_GIVEN INSTRUCTION_: From the listing below, copy every line with the word "konvensional".

===== MATERIAL

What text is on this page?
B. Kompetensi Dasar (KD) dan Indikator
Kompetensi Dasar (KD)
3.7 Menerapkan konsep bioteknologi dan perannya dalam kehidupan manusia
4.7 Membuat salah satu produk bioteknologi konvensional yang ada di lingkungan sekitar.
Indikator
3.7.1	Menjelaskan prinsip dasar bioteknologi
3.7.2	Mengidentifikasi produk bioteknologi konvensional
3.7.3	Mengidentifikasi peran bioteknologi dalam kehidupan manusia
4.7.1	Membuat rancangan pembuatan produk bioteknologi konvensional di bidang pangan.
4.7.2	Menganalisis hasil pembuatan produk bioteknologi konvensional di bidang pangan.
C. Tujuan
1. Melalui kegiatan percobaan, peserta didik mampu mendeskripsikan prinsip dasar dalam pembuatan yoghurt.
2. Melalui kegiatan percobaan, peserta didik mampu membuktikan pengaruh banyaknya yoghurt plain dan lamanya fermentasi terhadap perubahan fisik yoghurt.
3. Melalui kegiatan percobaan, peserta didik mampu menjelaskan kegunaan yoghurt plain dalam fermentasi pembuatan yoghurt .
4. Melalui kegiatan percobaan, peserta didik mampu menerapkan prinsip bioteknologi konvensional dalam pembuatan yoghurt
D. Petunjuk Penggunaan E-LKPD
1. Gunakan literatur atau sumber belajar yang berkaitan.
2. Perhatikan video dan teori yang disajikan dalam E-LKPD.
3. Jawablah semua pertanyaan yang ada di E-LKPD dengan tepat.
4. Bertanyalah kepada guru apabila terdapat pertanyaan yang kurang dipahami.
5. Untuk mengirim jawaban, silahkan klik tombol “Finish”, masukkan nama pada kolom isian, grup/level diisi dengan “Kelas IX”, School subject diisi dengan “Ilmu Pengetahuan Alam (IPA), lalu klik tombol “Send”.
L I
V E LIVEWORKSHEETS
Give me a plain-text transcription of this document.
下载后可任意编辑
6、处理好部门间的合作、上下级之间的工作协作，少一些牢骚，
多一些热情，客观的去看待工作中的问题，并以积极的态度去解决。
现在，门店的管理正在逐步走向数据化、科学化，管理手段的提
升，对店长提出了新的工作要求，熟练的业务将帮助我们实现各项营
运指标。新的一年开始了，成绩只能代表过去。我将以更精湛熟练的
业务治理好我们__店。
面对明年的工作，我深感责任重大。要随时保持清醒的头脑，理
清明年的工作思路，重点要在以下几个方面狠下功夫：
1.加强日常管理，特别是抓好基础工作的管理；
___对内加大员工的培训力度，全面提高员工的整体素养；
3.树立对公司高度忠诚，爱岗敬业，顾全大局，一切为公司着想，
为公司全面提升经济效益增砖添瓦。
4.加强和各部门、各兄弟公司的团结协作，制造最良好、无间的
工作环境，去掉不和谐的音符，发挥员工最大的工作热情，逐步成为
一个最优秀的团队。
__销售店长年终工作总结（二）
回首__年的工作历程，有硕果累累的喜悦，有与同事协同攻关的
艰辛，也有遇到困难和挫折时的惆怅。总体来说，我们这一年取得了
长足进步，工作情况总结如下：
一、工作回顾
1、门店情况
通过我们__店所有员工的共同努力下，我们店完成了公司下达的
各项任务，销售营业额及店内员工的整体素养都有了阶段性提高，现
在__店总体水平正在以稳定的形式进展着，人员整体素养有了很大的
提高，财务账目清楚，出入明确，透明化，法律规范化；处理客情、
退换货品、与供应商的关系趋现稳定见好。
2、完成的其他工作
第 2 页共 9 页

==========

_COMPLETE RESPONSE_:
4.7 Membuat salah satu produk bioteknologi konvensional yang ada di lingkungan sekitar.
3.7.2	Mengidentifikasi produk bioteknologi konvensional
4.7.1	Membuat rancangan pembuatan produk bioteknologi konvensional di bidang pangan.
4.7.2	Menganalisis hasil pembuatan produk bioteknologi konvensional di bidang pangan.
4. Melalui kegiatan percobaan, peserta didik mampu menerapkan prinsip bioteknologi konvensional dalam pembuatan yoghurt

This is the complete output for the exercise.